## Start Data supplied

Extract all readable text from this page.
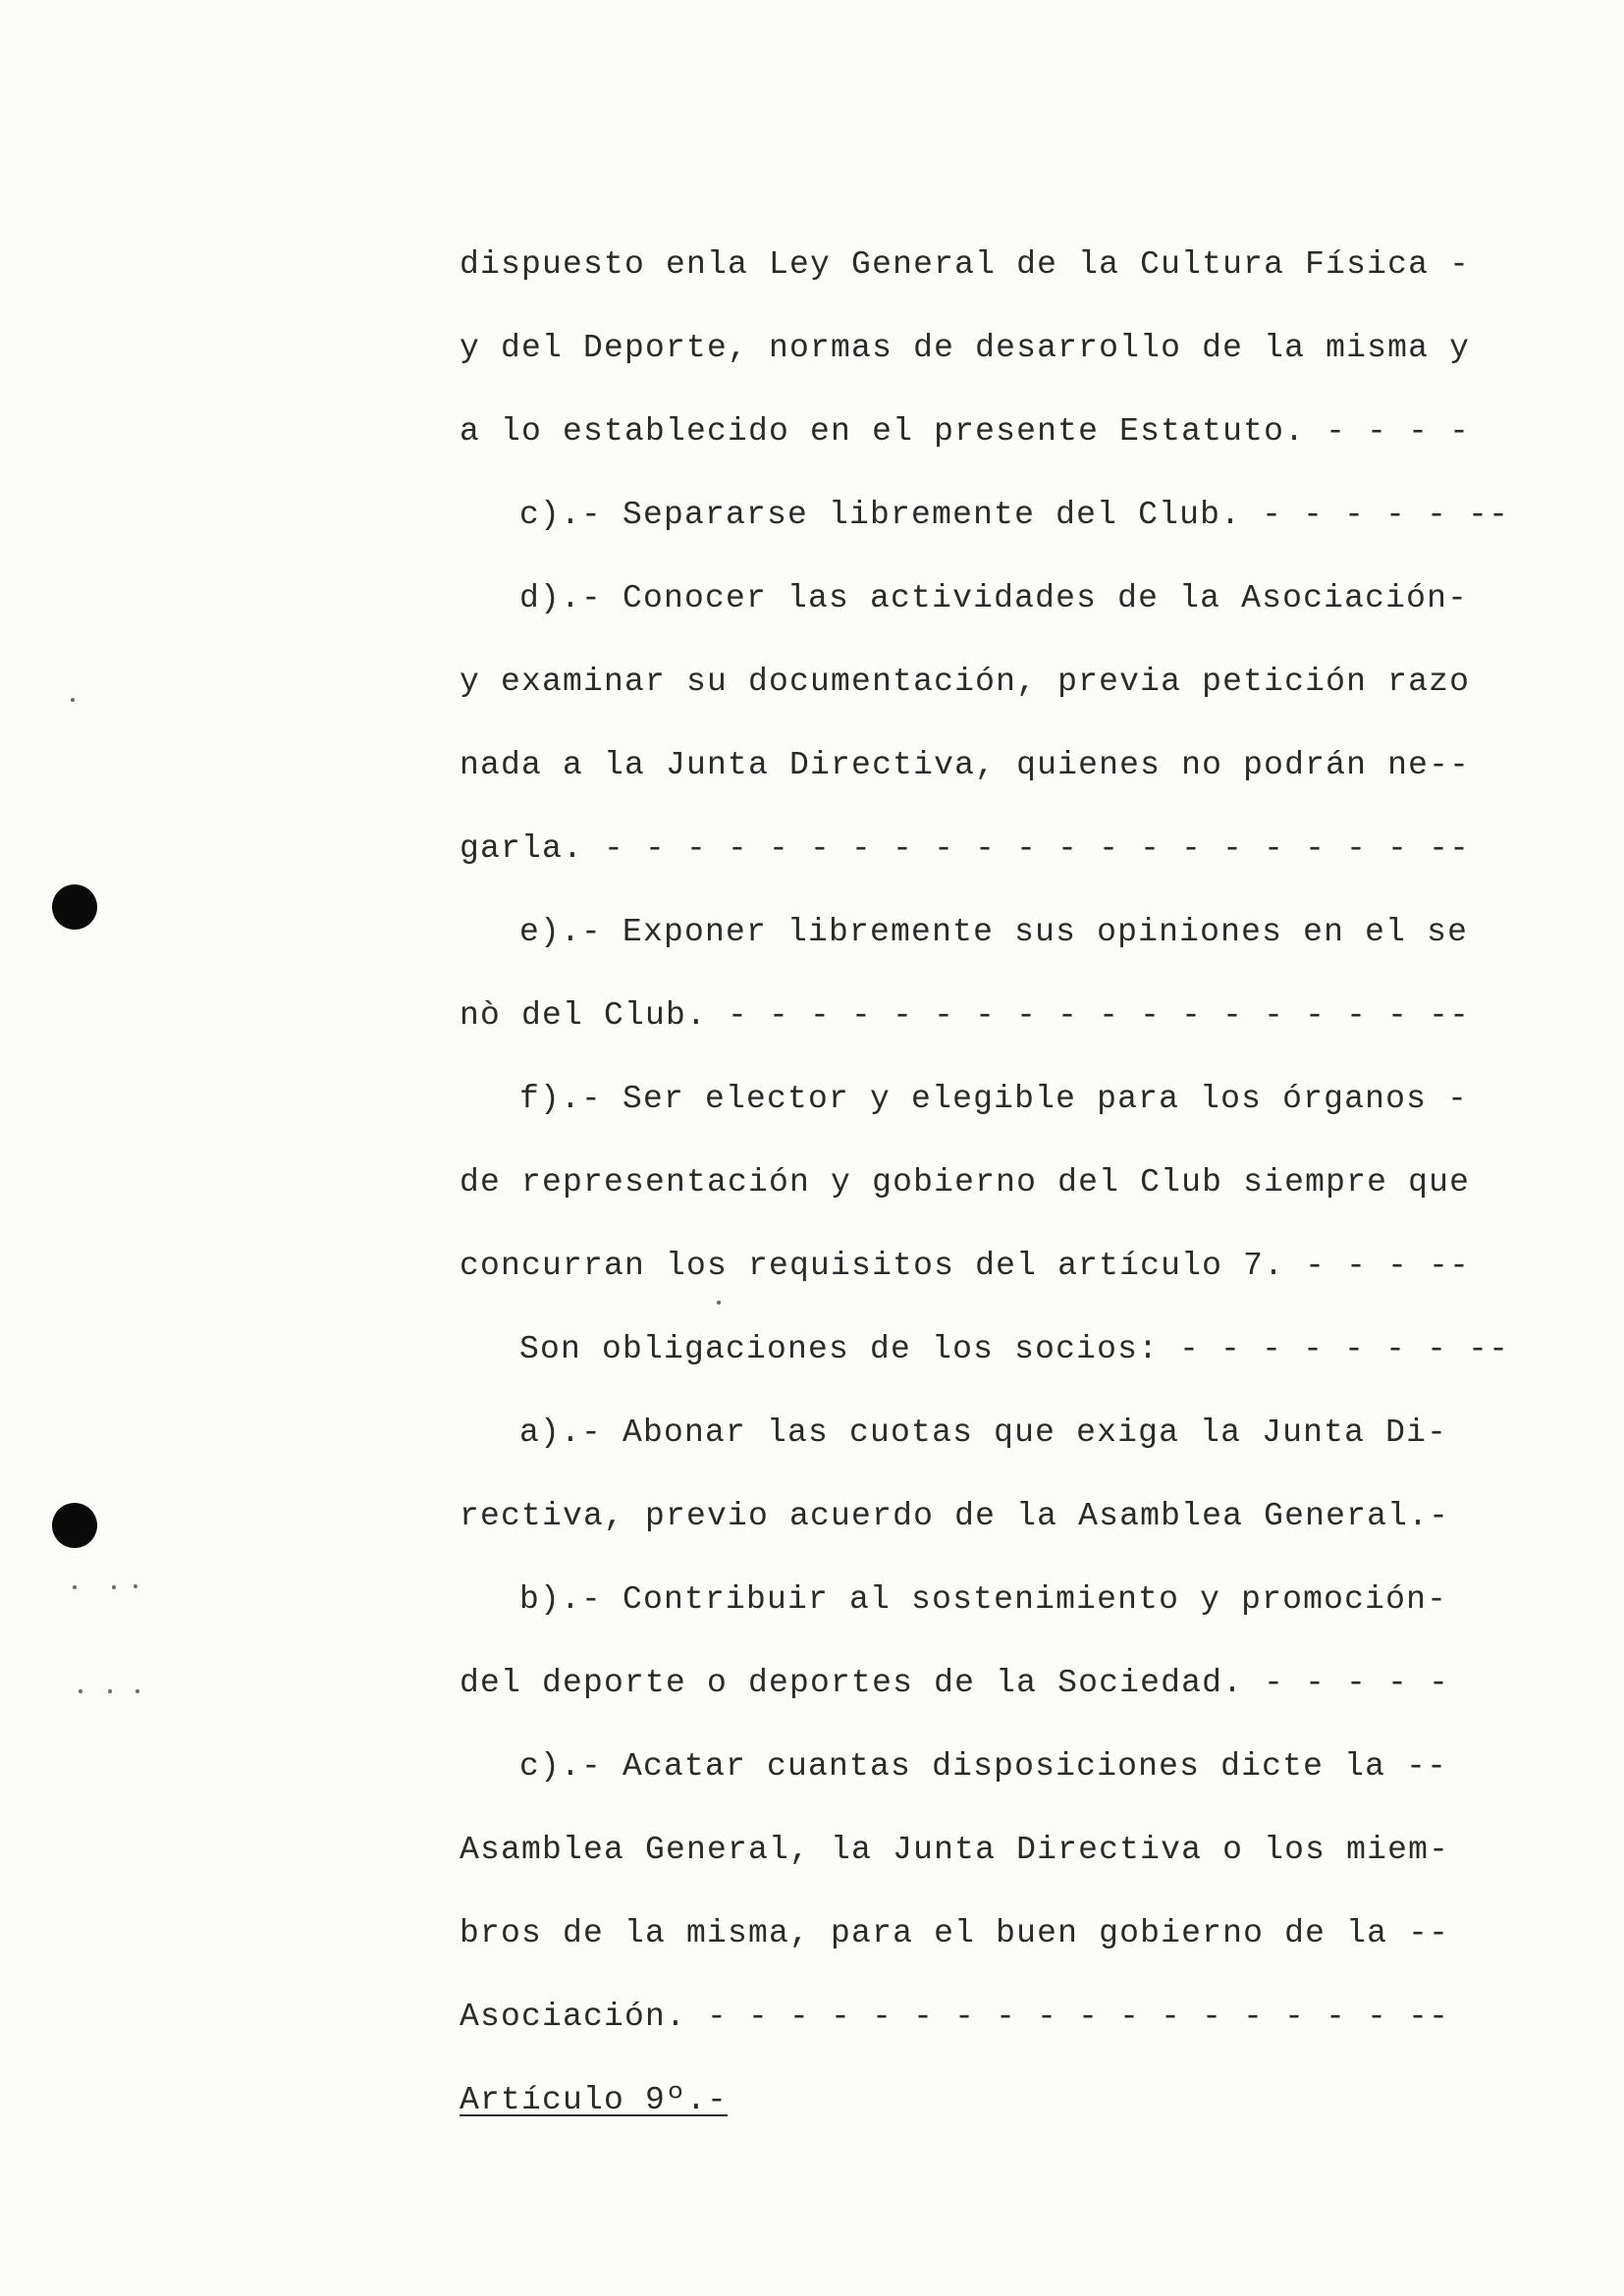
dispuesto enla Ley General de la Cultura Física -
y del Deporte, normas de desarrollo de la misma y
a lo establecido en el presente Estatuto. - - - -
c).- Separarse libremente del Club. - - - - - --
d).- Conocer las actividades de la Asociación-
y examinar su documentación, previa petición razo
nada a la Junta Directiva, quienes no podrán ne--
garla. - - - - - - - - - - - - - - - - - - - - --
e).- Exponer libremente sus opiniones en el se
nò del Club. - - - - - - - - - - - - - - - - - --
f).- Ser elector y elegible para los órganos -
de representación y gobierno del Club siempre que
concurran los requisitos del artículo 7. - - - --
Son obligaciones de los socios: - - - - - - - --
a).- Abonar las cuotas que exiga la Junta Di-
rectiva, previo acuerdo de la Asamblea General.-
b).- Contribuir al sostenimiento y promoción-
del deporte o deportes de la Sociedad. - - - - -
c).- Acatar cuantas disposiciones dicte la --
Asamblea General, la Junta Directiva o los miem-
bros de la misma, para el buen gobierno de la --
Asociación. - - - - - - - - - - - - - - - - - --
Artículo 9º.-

## End Data supplied

Given instruction: Images must not appear in the copy; reproduce everything else in the records verbatim.

Exercise response:
Extract all readable text from this page.
dispuesto enla Ley General de la Cultura Física -
y del Deporte, normas de desarrollo de la misma y
a lo establecido en el presente Estatuto. - - - -
c).- Separarse libremente del Club. - - - - - --
d).- Conocer las actividades de la Asociación-
y examinar su documentación, previa petición razo
nada a la Junta Directiva, quienes no podrán ne--
garla. - - - - - - - - - - - - - - - - - - - - --
e).- Exponer libremente sus opiniones en el se
nò del Club. - - - - - - - - - - - - - - - - - --
f).- Ser elector y elegible para los órganos -
de representación y gobierno del Club siempre que
concurran los requisitos del artículo 7. - - - --
Son obligaciones de los socios: - - - - - - - --
a).- Abonar las cuotas que exiga la Junta Di-
rectiva, previo acuerdo de la Asamblea General.-
b).- Contribuir al sostenimiento y promoción-
del deporte o deportes de la Sociedad. - - - - -
c).- Acatar cuantas disposiciones dicte la --
Asamblea General, la Junta Directiva o los miem-
bros de la misma, para el buen gobierno de la --
Asociación. - - - - - - - - - - - - - - - - - --
Artículo 9º.-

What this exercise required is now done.